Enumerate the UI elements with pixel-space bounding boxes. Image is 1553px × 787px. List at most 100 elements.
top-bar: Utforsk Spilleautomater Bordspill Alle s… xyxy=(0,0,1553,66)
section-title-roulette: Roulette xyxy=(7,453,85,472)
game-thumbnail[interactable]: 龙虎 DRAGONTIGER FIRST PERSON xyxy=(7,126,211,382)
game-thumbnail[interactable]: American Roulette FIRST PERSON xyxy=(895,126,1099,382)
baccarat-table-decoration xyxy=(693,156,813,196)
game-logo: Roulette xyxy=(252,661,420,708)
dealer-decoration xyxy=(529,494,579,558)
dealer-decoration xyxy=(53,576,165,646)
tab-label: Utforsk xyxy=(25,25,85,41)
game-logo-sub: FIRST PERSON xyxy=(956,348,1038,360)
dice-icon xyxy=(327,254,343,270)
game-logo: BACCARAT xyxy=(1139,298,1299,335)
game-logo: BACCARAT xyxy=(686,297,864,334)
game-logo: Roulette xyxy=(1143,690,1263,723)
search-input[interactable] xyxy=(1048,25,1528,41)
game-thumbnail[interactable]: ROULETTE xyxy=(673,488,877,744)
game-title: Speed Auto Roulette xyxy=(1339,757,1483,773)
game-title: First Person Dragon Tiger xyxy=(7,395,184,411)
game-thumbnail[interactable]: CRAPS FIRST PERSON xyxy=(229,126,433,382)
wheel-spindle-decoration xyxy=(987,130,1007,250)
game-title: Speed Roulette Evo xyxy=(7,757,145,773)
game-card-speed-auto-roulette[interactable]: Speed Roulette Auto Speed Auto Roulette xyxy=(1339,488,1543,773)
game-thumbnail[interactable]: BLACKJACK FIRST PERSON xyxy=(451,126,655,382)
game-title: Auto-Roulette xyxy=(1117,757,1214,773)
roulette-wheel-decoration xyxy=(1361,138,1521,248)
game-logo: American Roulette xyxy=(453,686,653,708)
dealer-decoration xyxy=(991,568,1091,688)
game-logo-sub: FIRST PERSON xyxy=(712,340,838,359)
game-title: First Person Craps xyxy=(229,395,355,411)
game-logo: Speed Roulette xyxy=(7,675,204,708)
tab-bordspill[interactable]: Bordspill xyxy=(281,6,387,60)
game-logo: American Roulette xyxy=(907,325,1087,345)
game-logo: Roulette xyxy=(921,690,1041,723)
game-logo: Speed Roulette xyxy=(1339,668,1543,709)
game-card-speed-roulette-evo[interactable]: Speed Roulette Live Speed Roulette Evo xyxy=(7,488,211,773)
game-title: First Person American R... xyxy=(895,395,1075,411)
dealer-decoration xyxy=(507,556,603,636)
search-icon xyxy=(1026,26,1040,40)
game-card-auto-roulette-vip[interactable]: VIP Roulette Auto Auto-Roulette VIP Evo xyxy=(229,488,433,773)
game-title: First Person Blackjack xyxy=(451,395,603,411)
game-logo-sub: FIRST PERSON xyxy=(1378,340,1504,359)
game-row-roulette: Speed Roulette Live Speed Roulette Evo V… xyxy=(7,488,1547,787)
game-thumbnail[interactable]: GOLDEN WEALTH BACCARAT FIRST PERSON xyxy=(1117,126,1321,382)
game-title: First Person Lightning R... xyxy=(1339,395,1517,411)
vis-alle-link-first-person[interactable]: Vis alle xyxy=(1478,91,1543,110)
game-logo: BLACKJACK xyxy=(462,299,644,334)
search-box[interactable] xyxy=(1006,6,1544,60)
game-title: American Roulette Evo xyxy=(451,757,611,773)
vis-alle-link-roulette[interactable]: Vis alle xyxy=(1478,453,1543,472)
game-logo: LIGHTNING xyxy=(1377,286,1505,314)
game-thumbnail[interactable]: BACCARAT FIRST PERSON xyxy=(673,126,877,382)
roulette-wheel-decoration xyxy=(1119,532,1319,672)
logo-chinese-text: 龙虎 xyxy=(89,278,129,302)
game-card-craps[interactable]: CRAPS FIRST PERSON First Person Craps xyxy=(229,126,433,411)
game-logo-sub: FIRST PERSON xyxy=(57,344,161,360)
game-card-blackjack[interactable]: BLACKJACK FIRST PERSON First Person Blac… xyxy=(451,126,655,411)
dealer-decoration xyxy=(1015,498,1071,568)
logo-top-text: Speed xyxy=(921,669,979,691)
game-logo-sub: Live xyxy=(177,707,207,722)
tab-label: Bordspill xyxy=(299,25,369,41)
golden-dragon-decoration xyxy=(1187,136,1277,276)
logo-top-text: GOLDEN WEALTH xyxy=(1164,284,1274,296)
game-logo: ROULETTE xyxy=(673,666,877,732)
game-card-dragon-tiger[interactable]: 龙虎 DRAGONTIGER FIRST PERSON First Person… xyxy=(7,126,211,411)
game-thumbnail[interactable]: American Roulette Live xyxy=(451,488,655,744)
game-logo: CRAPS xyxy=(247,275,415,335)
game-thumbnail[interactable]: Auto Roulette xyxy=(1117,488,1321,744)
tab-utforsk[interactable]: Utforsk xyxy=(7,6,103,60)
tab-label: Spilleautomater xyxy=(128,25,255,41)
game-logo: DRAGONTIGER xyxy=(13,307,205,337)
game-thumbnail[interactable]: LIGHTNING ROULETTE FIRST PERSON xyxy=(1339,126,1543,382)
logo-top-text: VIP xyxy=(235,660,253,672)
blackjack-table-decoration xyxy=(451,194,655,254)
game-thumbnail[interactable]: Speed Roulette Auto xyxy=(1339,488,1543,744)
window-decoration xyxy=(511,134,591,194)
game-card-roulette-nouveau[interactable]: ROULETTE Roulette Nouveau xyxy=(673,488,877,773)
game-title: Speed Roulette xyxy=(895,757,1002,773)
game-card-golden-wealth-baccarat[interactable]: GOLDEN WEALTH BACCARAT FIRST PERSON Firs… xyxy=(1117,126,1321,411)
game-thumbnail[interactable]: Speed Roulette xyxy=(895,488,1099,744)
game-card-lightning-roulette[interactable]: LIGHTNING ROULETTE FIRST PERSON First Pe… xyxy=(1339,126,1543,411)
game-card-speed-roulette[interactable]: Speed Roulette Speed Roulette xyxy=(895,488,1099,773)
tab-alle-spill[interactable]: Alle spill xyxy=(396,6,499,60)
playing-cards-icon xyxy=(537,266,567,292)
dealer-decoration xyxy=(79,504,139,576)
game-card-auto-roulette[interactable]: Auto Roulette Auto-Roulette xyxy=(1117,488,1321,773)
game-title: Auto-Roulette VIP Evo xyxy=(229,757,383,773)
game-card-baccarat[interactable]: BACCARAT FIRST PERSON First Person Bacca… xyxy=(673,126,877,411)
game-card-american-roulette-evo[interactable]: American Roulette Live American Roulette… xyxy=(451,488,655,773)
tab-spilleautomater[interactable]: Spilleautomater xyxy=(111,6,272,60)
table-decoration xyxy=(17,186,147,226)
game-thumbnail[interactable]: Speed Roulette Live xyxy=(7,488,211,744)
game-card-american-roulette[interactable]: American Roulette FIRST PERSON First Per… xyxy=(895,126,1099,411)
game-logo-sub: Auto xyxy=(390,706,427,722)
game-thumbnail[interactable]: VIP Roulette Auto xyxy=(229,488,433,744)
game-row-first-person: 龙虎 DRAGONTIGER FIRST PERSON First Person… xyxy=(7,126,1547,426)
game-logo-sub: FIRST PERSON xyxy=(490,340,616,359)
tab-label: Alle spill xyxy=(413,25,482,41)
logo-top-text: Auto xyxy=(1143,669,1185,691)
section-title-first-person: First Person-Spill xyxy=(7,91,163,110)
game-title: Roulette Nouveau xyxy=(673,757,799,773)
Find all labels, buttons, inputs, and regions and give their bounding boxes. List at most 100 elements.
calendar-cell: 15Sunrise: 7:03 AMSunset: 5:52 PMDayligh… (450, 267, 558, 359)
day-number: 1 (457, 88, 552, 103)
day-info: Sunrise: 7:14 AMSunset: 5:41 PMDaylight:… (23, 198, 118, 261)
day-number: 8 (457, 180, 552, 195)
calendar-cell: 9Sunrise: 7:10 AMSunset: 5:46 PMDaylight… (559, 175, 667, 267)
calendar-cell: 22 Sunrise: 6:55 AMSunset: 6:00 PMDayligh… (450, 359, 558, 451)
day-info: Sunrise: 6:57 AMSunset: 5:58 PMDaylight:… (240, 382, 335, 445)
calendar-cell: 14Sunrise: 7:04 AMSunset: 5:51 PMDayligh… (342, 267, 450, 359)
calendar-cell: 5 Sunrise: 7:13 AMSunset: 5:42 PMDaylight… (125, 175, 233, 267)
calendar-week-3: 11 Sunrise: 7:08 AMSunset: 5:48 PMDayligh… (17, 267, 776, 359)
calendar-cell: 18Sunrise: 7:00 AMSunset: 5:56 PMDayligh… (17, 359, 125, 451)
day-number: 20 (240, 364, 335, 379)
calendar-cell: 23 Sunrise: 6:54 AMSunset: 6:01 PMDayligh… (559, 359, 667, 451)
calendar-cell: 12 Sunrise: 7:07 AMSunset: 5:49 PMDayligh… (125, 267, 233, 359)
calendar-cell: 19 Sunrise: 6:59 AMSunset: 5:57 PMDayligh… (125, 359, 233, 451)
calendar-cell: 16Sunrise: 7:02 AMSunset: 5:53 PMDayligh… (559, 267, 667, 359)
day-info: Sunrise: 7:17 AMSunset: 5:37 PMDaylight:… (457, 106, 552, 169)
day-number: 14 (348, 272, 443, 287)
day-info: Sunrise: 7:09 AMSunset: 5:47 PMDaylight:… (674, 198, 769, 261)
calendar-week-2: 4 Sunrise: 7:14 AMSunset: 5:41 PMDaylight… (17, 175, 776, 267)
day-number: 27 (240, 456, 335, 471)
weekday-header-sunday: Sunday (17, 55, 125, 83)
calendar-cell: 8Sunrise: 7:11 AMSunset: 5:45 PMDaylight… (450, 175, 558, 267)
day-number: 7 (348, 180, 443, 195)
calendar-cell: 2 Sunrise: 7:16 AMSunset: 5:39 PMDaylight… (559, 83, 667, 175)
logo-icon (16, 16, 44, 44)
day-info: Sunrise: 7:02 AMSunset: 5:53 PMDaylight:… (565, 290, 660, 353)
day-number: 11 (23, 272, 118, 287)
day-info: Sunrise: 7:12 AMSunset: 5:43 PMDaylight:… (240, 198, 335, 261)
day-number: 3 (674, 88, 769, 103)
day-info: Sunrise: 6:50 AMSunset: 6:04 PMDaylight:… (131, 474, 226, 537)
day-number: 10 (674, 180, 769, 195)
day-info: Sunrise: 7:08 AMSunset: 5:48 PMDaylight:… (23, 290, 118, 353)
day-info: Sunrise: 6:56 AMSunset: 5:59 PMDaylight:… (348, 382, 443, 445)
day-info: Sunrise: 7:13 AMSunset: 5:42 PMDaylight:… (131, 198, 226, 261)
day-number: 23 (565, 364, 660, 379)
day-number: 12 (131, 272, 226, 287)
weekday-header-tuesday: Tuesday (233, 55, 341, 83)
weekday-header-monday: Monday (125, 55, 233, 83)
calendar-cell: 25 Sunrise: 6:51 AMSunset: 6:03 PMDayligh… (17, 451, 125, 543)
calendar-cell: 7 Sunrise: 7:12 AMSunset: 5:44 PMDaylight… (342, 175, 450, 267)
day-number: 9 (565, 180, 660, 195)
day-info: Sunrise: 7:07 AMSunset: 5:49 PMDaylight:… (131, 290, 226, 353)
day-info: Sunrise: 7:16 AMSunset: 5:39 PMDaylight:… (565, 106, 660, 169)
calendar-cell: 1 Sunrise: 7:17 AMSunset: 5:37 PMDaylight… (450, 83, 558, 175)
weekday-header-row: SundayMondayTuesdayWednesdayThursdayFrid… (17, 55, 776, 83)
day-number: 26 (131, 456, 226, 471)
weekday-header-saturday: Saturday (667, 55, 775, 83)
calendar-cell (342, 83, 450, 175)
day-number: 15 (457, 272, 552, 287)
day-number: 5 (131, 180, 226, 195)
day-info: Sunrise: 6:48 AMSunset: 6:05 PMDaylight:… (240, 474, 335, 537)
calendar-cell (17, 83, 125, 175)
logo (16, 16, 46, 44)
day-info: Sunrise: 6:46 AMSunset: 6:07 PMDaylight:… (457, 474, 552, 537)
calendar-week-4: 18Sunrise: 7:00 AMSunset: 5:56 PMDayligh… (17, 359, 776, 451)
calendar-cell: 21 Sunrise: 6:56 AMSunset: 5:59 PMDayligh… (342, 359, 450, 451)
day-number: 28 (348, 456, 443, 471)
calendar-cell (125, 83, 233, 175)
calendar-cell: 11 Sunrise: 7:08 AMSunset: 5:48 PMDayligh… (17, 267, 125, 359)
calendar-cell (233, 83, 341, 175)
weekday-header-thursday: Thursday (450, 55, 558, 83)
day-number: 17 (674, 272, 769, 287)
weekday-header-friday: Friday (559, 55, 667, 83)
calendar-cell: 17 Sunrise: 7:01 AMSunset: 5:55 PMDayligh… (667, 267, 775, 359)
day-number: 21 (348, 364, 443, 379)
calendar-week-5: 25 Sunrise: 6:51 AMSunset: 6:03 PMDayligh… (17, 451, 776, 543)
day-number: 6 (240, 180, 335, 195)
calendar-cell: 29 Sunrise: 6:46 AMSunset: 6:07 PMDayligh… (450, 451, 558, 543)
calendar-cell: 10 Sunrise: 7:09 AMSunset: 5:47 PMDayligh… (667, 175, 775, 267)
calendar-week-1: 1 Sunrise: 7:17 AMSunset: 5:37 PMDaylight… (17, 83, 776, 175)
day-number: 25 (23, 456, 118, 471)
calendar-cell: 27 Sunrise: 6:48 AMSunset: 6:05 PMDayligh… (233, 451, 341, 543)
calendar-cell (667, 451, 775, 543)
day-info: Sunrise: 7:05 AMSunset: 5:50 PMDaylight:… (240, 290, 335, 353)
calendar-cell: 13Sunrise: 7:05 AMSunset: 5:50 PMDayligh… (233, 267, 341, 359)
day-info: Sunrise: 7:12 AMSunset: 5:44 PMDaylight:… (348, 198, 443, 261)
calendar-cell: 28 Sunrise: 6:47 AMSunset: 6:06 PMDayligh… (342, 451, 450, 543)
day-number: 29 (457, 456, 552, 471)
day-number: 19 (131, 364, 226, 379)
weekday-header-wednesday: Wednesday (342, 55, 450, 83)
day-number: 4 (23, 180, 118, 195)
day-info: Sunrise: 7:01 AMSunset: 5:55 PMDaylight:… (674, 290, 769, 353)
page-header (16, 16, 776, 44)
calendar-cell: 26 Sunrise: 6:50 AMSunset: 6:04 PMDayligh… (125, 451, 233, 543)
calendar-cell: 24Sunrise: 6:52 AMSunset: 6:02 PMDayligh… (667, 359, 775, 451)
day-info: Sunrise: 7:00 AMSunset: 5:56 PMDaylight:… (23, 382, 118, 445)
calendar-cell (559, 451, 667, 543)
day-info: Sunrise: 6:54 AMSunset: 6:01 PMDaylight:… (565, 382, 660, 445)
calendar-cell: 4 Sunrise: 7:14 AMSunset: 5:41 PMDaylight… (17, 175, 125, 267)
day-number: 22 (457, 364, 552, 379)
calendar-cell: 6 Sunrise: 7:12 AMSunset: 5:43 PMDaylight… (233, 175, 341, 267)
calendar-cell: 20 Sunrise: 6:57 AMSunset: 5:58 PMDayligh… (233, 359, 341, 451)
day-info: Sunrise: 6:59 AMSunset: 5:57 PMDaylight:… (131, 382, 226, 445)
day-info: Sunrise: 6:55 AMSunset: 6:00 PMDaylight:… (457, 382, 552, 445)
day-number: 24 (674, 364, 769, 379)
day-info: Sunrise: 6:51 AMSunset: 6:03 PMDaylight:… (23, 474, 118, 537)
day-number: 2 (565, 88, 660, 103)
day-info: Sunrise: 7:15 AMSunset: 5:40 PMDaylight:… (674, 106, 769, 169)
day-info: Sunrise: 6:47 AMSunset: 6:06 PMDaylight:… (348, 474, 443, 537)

● ● ● ●

# WHAT YOU HAVE TO DO
Repeat the rows above word for word, from the first line of the rows through the line containing "dealer-decoration xyxy=(53,576,165,646)", including both ends.

# EXERCISE OUTPUT
Enumerate the UI elements with pixel-space bounding boxes. Image is 1553px × 787px. List at most 100 elements.
top-bar: Utforsk Spilleautomater Bordspill Alle s… xyxy=(0,0,1553,66)
section-title-roulette: Roulette xyxy=(7,453,85,472)
game-thumbnail[interactable]: 龙虎 DRAGONTIGER FIRST PERSON xyxy=(7,126,211,382)
game-thumbnail[interactable]: American Roulette FIRST PERSON xyxy=(895,126,1099,382)
baccarat-table-decoration xyxy=(693,156,813,196)
game-logo: Roulette xyxy=(252,661,420,708)
dealer-decoration xyxy=(529,494,579,558)
dealer-decoration xyxy=(53,576,165,646)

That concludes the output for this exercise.